• **Written request**:
All entries below need to be written out exactly, but without their pictures.
--- START Data ---
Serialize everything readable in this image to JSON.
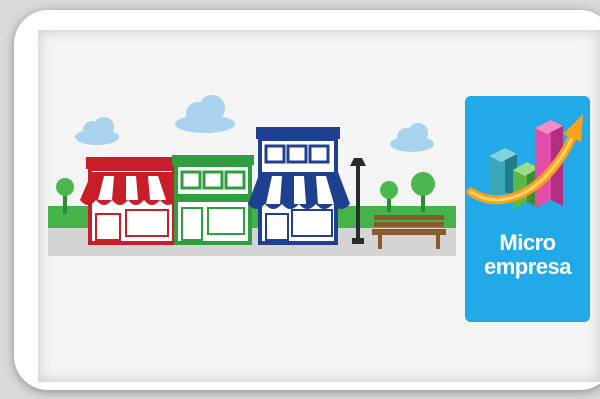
{
  "badge": {
    "line1": "Micro",
    "line2": "empresa",
    "background": "#22a9e8",
    "icon": "growth-chart-icon"
  },
  "scene": {
    "icon": "storefront-street-icon",
    "colors": {
      "red_shop": "#c81e2a",
      "green_shop": "#2e9e3f",
      "blue_shop": "#1f3f8f",
      "cloud": "#a9d2ee",
      "ground": "#d4d4d4",
      "grass": "#45b24a",
      "bench": "#8a5a2b"
    }
  }
}
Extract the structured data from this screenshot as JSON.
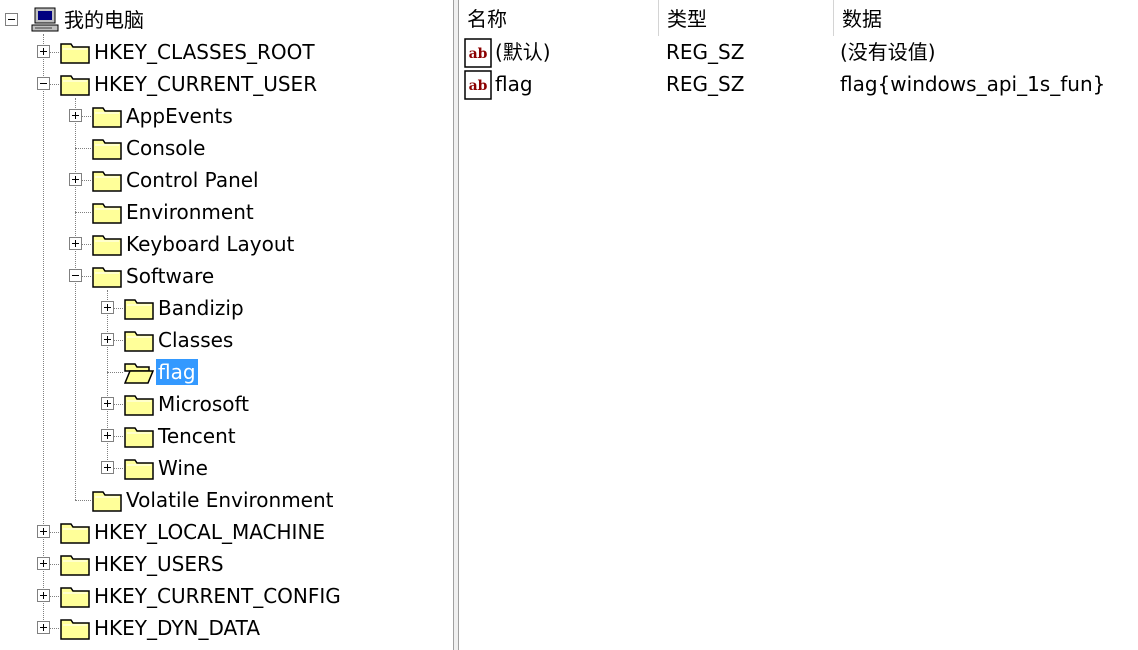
{
  "tree": {
    "root": "我的电脑",
    "nodes": [
      {
        "label": "HKEY_CLASSES_ROOT"
      },
      {
        "label": "HKEY_CURRENT_USER"
      },
      {
        "label": "AppEvents"
      },
      {
        "label": "Console"
      },
      {
        "label": "Control Panel"
      },
      {
        "label": "Environment"
      },
      {
        "label": "Keyboard Layout"
      },
      {
        "label": "Software"
      },
      {
        "label": "Bandizip"
      },
      {
        "label": "Classes"
      },
      {
        "label": "flag"
      },
      {
        "label": "Microsoft"
      },
      {
        "label": "Tencent"
      },
      {
        "label": "Wine"
      },
      {
        "label": "Volatile Environment"
      },
      {
        "label": "HKEY_LOCAL_MACHINE"
      },
      {
        "label": "HKEY_USERS"
      },
      {
        "label": "HKEY_CURRENT_CONFIG"
      },
      {
        "label": "HKEY_DYN_DATA"
      }
    ]
  },
  "list": {
    "columns": [
      "名称",
      "类型",
      "数据"
    ],
    "rows": [
      {
        "name": "(默认)",
        "type": "REG_SZ",
        "data": "(没有设值)"
      },
      {
        "name": "flag",
        "type": "REG_SZ",
        "data": "flag{windows_api_1s_fun}"
      }
    ]
  },
  "colors": {
    "selection": "#3399ff",
    "folder": "#ffff99",
    "icon_text": "#8b0000"
  }
}
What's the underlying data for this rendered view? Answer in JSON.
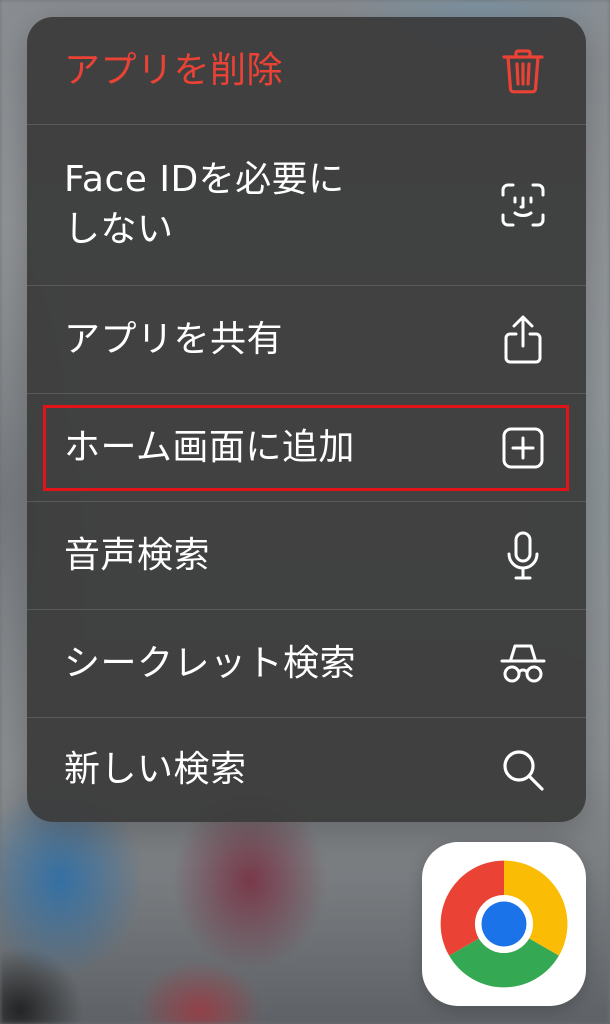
{
  "menu": {
    "items": [
      {
        "label": "アプリを削除",
        "icon": "trash-icon",
        "style": "destructive"
      },
      {
        "label": "Face IDを必要に\nしない",
        "icon": "face-id-icon",
        "style": "default"
      },
      {
        "label": "アプリを共有",
        "icon": "share-icon",
        "style": "default"
      },
      {
        "label": "ホーム画面に追加",
        "icon": "add-square-icon",
        "style": "default"
      },
      {
        "label": "音声検索",
        "icon": "microphone-icon",
        "style": "default"
      },
      {
        "label": "シークレット検索",
        "icon": "incognito-icon",
        "style": "default"
      },
      {
        "label": "新しい検索",
        "icon": "search-icon",
        "style": "default"
      }
    ]
  },
  "highlighted_item": "ホーム画面に追加",
  "app": {
    "icon": "chrome-app-icon"
  },
  "colors": {
    "destructive": "#ea4235",
    "menu_text": "#ffffff",
    "highlight_border": "#e2131a",
    "menu_background": "#3a3a3a"
  }
}
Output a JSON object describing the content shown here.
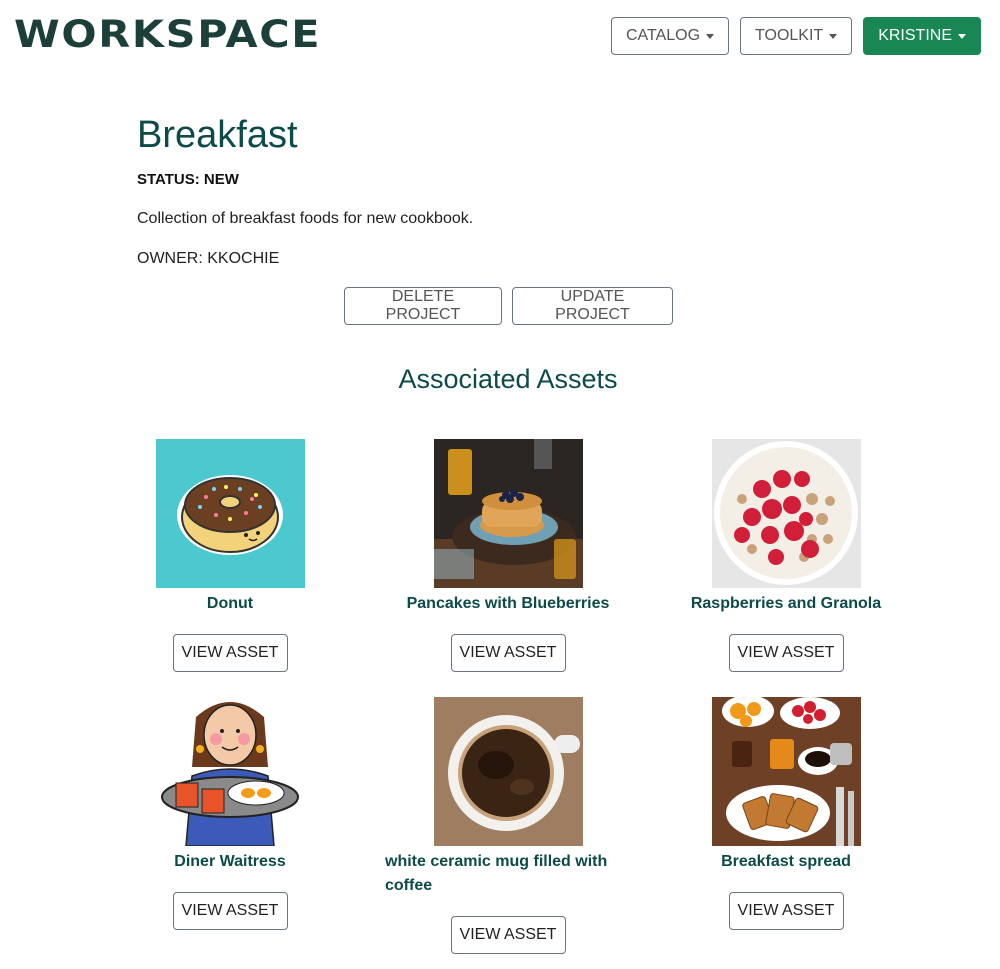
--- END Data ---
• **Answer to this task**:
Serialize everything readable in this image to JSON.
{
  "badge": {
    "line1": "Micro",
    "line2": "empresa",
    "background": "#22a9e8",
    "icon": "growth-chart-icon"
  },
  "scene": {
    "icon": "storefront-street-icon",
    "colors": {
      "red_shop": "#c81e2a",
      "green_shop": "#2e9e3f",
      "blue_shop": "#1f3f8f",
      "cloud": "#a9d2ee",
      "ground": "#d4d4d4",
      "grass": "#45b24a",
      "bench": "#8a5a2b"
    }
  }
}
Extract the structured data from this screenshot as JSON.
{
  "tree": {
    "root": "我的电脑",
    "nodes": [
      {
        "label": "HKEY_CLASSES_ROOT"
      },
      {
        "label": "HKEY_CURRENT_USER"
      },
      {
        "label": "AppEvents"
      },
      {
        "label": "Console"
      },
      {
        "label": "Control Panel"
      },
      {
        "label": "Environment"
      },
      {
        "label": "Keyboard Layout"
      },
      {
        "label": "Software"
      },
      {
        "label": "Bandizip"
      },
      {
        "label": "Classes"
      },
      {
        "label": "flag"
      },
      {
        "label": "Microsoft"
      },
      {
        "label": "Tencent"
      },
      {
        "label": "Wine"
      },
      {
        "label": "Volatile Environment"
      },
      {
        "label": "HKEY_LOCAL_MACHINE"
      },
      {
        "label": "HKEY_USERS"
      },
      {
        "label": "HKEY_CURRENT_CONFIG"
      },
      {
        "label": "HKEY_DYN_DATA"
      }
    ]
  },
  "list": {
    "columns": [
      "名称",
      "类型",
      "数据"
    ],
    "rows": [
      {
        "name": "(默认)",
        "type": "REG_SZ",
        "data": "(没有设值)"
      },
      {
        "name": "flag",
        "type": "REG_SZ",
        "data": "flag{windows_api_1s_fun}"
      }
    ]
  },
  "colors": {
    "selection": "#3399ff",
    "folder": "#ffff99",
    "icon_text": "#8b0000"
  }
}
What's the underlying data for this rendered view? Answer in JSON.
{
  "menu": {
    "items": [
      {
        "label": "アプリを削除",
        "icon": "trash-icon",
        "style": "destructive"
      },
      {
        "label": "Face IDを必要に\nしない",
        "icon": "face-id-icon",
        "style": "default"
      },
      {
        "label": "アプリを共有",
        "icon": "share-icon",
        "style": "default"
      },
      {
        "label": "ホーム画面に追加",
        "icon": "add-square-icon",
        "style": "default"
      },
      {
        "label": "音声検索",
        "icon": "microphone-icon",
        "style": "default"
      },
      {
        "label": "シークレット検索",
        "icon": "incognito-icon",
        "style": "default"
      },
      {
        "label": "新しい検索",
        "icon": "search-icon",
        "style": "default"
      }
    ]
  },
  "highlighted_item": "ホーム画面に追加",
  "app": {
    "icon": "chrome-app-icon"
  },
  "colors": {
    "destructive": "#ea4235",
    "menu_text": "#ffffff",
    "highlight_border": "#e2131a",
    "menu_background": "#3a3a3a"
  }
}
Output a JSON object describing the content shown here.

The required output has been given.